═══ PASSAGE SHOWN ═══

On Tue, Dec 21, 2004 at 05:56:47PM -0500, Tom Lane wrote:
> Mark Wong <markw@osdl.org> writes:
> > On Tue, Dec 21, 2004 at 02:23:41PM -0500, Tom Lane wrote:
> >> Mark Wong <markw@osdl.org> writes:
> >>> [2004-12-20 15:48:18 PST] The error is [ERROR: failed to re-find parent key in "pk_district"
> >>
> >> Yikes. Is this reproducible?
>
> > Yes, and I think there is one for each of the rollbacks that are
> > occuring in the workload. Except for the 1% that's supposed to happen
> > for the new-order transaction.
>
> Well, we need to find out what's causing that. There are two possible
> sources of that error (one elog in src/backend/access/nbtree/nbtinsert.c,
> and one in src/backend/access/nbtree/nbtpage.c) and neither of them
> should ever fire.
>
> If you want to track it yourself, please change those elog(ERROR)s to
> elog(PANIC) so that they'll generate core dumps, then build with
> --enable-debug if you didn't already (--enable-cassert would be good too)
> and get a debugger stack trace from the core dump.
>
> Otherwise, can you extract a test case that causes this without needing
> vast resources to run?
>
> regards, tom lane
I was going to try Matthew's suggestion of turning up the debug on
pg_autovacuum, unless you don't that'll help find the cause. I'm not
sure if I can more easily reproduce the problem but i can try.
I'll go ahead and make the elog() changes you recommended and do a run
overnight either way.
Mark

═══

# [STATED EXERCISE]
Pull out the part of the thread about the "pk_district" error starting with "On Tue, Dec 21, 2004 at 05:56:47PM" and going on through "Is this reproducible?", copied word for word.

═══ PROVIDED MATERIAL ═══

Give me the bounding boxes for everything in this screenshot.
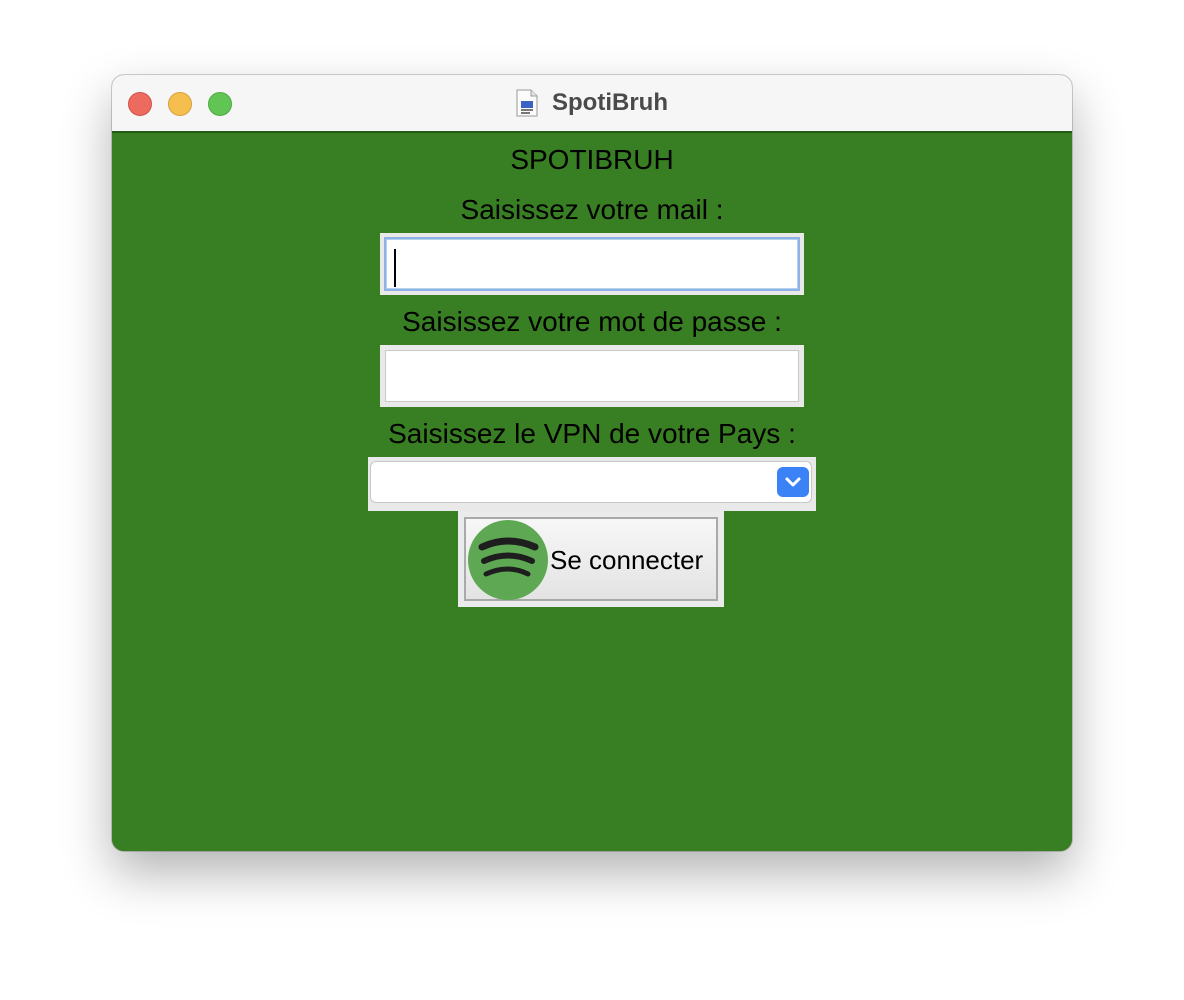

═══

# [TASK RESPONSE]
On Tue, Dec 21, 2004 at 05:56:47PM -0500, Tom Lane wrote:
> Mark Wong <markw@osdl.org> writes:
> > On Tue, Dec 21, 2004 at 02:23:41PM -0500, Tom Lane wrote:
> >> Mark Wong <markw@osdl.org> writes:
> >>> [2004-12-20 15:48:18 PST] The error is [ERROR: failed to re-find parent key in "pk_district"
> >>
> >> Yikes. Is this reproducible?